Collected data
┄┄┄┄┄┄

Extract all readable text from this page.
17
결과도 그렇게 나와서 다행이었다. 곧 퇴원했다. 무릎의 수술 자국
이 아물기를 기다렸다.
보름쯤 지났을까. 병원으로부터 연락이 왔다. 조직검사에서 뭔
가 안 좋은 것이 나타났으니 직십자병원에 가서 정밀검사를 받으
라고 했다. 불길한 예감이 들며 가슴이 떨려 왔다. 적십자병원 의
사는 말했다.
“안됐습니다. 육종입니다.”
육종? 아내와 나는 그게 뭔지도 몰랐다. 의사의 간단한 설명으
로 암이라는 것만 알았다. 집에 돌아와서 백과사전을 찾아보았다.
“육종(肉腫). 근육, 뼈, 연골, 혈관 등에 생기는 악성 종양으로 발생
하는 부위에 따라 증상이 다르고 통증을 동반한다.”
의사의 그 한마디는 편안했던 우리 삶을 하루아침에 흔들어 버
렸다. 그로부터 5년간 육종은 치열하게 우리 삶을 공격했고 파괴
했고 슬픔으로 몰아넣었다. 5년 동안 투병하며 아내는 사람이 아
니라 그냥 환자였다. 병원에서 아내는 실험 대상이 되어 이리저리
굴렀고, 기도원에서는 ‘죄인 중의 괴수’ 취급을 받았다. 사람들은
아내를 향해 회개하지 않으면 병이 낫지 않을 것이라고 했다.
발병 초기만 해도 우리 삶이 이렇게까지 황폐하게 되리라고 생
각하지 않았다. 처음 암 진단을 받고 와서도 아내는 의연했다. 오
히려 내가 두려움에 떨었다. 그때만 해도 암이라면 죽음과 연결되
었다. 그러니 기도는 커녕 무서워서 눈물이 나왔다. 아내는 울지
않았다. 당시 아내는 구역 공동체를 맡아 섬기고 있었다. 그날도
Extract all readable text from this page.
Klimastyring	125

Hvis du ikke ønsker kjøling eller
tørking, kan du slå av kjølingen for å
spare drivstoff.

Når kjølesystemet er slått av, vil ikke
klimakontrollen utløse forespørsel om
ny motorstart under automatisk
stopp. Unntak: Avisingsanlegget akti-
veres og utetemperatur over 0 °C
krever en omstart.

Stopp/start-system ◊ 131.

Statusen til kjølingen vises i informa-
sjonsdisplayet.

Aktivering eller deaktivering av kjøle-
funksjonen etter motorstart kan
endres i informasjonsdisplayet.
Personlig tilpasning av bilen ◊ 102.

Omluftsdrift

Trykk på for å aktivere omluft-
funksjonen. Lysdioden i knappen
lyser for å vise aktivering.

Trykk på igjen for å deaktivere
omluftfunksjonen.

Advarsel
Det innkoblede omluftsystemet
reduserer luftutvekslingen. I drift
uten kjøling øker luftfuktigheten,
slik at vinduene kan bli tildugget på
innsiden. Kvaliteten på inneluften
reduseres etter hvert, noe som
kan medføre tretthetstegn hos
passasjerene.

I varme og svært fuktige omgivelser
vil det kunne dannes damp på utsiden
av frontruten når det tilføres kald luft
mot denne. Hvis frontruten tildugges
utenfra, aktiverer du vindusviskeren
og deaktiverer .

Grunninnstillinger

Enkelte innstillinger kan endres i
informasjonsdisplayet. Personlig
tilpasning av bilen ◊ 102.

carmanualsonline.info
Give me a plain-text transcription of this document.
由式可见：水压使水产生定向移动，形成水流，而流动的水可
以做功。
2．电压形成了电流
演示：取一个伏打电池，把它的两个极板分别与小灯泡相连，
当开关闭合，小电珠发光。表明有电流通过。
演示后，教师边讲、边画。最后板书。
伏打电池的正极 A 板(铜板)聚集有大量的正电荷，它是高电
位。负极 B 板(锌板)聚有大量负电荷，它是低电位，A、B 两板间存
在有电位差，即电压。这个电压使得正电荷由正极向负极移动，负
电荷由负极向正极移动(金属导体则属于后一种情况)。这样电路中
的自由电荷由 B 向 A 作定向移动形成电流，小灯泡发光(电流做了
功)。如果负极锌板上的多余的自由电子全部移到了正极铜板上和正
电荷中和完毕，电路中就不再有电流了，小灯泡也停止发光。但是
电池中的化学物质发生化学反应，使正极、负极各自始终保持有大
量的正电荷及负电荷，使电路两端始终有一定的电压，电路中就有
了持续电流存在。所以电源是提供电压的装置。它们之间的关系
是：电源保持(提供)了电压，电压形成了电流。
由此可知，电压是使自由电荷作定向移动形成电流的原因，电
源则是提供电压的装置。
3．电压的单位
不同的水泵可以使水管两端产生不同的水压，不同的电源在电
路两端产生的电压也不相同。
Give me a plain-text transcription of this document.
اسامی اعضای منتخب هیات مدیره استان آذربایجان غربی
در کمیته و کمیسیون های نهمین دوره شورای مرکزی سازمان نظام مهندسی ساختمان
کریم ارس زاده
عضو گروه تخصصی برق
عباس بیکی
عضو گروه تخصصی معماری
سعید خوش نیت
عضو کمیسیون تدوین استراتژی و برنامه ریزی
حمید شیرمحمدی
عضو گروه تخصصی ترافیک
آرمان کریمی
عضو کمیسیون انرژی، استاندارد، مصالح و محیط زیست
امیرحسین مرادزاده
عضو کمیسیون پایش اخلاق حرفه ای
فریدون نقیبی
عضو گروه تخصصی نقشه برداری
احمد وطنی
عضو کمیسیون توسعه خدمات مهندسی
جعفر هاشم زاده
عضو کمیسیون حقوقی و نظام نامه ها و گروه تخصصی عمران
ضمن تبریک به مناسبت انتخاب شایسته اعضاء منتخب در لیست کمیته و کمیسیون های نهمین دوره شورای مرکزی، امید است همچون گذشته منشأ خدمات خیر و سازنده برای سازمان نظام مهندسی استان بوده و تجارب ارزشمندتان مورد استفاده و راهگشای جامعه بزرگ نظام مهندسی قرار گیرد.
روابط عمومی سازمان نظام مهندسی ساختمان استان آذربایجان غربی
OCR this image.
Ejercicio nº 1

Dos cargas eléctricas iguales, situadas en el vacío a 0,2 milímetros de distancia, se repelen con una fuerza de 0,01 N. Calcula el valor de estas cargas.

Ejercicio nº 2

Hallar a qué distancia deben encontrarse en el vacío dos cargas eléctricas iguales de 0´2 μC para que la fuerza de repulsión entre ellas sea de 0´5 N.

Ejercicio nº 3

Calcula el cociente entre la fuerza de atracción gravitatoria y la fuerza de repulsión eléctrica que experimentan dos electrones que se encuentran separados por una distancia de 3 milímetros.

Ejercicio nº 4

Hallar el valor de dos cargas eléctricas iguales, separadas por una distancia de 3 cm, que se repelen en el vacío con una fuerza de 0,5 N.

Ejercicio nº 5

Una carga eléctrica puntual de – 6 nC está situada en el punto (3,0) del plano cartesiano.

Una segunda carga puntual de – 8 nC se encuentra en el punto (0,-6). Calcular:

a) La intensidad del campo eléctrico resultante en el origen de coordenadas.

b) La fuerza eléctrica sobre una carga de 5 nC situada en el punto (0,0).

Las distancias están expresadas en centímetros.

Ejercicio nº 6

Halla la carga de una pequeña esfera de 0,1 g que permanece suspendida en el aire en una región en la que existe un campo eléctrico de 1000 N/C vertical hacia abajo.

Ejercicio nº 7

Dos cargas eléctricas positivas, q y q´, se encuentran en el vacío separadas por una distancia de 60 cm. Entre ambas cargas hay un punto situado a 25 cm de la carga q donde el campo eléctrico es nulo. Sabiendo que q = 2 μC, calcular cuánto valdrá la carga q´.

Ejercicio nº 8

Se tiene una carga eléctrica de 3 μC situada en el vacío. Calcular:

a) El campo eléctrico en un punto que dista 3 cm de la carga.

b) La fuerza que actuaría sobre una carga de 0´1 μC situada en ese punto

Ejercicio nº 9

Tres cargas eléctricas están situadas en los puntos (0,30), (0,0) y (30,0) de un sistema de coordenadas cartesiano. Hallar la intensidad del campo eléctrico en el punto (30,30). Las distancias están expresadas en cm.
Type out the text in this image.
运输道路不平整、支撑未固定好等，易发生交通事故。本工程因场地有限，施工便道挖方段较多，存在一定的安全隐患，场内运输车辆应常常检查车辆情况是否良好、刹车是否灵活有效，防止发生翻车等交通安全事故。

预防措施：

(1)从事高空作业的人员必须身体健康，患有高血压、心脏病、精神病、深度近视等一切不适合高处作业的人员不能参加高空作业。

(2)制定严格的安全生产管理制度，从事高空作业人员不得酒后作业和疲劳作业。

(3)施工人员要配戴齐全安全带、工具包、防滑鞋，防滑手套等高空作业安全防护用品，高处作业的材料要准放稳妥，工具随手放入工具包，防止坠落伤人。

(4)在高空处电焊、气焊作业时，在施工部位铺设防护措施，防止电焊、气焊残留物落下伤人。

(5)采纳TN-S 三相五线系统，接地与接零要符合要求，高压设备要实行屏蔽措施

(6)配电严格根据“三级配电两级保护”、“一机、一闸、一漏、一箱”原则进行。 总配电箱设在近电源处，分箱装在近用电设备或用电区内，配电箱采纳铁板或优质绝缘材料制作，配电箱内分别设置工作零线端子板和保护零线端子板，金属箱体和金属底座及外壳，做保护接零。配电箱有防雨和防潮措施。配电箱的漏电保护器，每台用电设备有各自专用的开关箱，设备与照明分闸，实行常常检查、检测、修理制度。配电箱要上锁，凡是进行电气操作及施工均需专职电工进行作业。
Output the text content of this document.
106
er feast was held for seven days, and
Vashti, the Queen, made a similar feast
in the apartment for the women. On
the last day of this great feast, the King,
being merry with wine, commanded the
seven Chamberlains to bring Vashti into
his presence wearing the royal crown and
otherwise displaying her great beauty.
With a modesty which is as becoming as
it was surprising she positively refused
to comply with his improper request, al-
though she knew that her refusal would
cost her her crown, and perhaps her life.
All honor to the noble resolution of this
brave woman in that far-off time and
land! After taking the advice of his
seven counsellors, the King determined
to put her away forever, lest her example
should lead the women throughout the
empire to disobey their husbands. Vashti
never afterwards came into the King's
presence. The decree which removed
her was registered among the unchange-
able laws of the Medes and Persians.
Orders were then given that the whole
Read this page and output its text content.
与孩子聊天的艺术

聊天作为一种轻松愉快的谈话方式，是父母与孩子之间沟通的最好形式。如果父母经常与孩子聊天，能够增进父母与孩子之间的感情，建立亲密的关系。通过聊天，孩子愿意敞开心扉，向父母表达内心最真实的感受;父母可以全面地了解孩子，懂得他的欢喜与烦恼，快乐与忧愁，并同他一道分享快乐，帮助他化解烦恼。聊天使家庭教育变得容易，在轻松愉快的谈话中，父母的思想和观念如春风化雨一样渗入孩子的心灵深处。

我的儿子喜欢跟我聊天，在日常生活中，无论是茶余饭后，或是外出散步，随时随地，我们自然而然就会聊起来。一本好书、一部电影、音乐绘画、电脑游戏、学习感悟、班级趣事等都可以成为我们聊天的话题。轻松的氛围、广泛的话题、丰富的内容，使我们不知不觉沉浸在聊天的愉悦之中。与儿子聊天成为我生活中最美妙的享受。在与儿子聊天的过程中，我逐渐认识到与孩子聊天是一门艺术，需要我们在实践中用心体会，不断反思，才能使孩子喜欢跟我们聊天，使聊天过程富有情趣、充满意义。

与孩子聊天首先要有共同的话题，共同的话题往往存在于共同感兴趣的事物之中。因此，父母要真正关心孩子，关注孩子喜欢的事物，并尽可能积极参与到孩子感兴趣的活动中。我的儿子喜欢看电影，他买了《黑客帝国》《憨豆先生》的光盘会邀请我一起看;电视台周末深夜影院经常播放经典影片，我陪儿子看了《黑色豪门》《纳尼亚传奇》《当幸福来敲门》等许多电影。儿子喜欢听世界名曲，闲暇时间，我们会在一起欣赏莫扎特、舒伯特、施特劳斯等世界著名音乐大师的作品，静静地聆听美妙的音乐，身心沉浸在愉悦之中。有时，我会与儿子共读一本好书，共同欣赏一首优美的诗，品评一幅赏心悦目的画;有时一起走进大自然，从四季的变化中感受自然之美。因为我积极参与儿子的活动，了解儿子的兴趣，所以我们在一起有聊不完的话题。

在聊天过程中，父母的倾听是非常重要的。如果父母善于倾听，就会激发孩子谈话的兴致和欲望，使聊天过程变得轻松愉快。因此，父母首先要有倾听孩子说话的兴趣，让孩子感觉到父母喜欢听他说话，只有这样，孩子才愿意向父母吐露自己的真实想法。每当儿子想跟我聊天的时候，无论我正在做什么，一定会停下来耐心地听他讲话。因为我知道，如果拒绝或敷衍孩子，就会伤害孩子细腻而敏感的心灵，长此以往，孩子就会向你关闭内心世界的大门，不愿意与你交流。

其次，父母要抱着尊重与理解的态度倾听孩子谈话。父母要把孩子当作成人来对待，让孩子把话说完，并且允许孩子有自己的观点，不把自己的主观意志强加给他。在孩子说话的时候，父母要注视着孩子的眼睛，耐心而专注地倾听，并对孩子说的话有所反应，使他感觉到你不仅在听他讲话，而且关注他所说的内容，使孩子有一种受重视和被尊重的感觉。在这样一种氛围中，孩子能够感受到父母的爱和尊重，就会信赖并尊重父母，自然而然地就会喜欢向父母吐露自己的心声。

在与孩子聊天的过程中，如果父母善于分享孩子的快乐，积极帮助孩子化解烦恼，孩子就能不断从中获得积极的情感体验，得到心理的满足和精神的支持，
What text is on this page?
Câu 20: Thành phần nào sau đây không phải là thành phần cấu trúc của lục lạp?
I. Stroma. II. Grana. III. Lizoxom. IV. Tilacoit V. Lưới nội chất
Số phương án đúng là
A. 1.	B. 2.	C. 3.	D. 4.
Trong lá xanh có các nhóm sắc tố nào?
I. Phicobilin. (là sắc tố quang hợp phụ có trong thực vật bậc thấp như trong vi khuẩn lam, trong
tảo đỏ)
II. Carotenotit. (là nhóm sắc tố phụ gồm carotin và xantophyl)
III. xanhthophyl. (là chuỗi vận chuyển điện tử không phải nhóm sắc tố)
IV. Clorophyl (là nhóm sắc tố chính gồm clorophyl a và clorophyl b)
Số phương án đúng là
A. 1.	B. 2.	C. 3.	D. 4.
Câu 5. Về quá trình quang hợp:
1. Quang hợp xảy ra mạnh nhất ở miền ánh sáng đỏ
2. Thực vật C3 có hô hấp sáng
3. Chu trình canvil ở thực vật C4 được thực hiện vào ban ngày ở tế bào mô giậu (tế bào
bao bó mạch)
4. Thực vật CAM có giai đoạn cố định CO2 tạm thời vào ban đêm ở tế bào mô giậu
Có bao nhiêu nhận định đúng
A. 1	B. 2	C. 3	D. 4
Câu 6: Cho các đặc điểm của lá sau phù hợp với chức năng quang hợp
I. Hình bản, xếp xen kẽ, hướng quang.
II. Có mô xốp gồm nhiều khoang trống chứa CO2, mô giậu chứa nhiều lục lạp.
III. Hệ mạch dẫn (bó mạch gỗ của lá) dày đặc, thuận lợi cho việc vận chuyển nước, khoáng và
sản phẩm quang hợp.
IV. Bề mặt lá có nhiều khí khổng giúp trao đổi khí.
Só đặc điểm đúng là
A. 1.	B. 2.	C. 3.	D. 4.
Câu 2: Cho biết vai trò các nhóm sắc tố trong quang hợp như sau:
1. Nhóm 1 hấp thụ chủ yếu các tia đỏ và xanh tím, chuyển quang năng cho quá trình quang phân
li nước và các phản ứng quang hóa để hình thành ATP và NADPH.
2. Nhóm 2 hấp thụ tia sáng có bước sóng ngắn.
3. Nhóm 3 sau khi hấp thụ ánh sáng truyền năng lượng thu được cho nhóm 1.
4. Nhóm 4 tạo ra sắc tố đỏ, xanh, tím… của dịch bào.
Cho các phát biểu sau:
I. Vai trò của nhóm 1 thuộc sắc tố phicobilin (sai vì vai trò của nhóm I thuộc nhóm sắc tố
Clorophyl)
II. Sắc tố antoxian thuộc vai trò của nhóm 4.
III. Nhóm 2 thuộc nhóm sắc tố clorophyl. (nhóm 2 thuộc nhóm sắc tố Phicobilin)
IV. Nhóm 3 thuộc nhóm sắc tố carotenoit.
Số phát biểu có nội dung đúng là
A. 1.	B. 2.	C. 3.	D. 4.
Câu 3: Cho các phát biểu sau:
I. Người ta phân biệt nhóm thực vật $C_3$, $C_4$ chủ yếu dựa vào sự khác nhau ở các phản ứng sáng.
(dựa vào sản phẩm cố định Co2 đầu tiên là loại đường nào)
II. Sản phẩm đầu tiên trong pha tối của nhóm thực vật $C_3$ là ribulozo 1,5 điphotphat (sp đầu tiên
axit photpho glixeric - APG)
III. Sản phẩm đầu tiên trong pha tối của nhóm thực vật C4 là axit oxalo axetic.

┄┄┄┄┄┄

# Task requirements:
Check every line of the entries above for the word "سازمان" and report how many lines contain it, giving the number only.

# Task response:
3